(Task material begins)
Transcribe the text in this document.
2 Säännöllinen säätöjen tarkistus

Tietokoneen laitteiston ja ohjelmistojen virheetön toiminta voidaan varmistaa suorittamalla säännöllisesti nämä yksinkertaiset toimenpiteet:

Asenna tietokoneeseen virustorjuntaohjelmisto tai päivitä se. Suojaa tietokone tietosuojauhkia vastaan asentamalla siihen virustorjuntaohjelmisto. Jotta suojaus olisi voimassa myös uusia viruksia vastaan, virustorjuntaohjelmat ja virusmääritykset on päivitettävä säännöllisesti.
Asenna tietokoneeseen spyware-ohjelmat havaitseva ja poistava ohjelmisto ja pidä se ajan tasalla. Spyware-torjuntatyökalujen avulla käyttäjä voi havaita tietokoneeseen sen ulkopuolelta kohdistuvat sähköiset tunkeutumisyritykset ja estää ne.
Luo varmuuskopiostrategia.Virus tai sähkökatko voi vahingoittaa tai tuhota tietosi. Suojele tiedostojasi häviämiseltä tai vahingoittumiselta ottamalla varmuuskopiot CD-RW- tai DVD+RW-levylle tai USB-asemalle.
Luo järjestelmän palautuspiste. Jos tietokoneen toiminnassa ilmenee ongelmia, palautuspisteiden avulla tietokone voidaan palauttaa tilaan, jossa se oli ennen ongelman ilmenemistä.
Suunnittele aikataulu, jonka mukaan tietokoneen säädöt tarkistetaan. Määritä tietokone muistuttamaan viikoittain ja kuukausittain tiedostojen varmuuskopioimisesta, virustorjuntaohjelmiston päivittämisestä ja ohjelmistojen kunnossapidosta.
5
(Task material ends)
What this task involves: Extract all of the data above and output it character for character.

Solution:
Transcribe the text in this document.
2 Säännöllinen säätöjen tarkistus

Tietokoneen laitteiston ja ohjelmistojen virheetön toiminta voidaan varmistaa suorittamalla säännöllisesti nämä yksinkertaiset toimenpiteet:

Asenna tietokoneeseen virustorjuntaohjelmisto tai päivitä se. Suojaa tietokone tietosuojauhkia vastaan asentamalla siihen virustorjuntaohjelmisto. Jotta suojaus olisi voimassa myös uusia viruksia vastaan, virustorjuntaohjelmat ja virusmääritykset on päivitettävä säännöllisesti.
Asenna tietokoneeseen spyware-ohjelmat havaitseva ja poistava ohjelmisto ja pidä se ajan tasalla. Spyware-torjuntatyökalujen avulla käyttäjä voi havaita tietokoneeseen sen ulkopuolelta kohdistuvat sähköiset tunkeutumisyritykset ja estää ne.
Luo varmuuskopiostrategia.Virus tai sähkökatko voi vahingoittaa tai tuhota tietosi. Suojele tiedostojasi häviämiseltä tai vahingoittumiselta ottamalla varmuuskopiot CD-RW- tai DVD+RW-levylle tai USB-asemalle.
Luo järjestelmän palautuspiste. Jos tietokoneen toiminnassa ilmenee ongelmia, palautuspisteiden avulla tietokone voidaan palauttaa tilaan, jossa se oli ennen ongelman ilmenemistä.
Suunnittele aikataulu, jonka mukaan tietokoneen säädöt tarkistetaan. Määritä tietokone muistuttamaan viikoittain ja kuukausittain tiedostojen varmuuskopioimisesta, virustorjuntaohjelmiston päivittämisestä ja ohjelmistojen kunnossapidosta.
5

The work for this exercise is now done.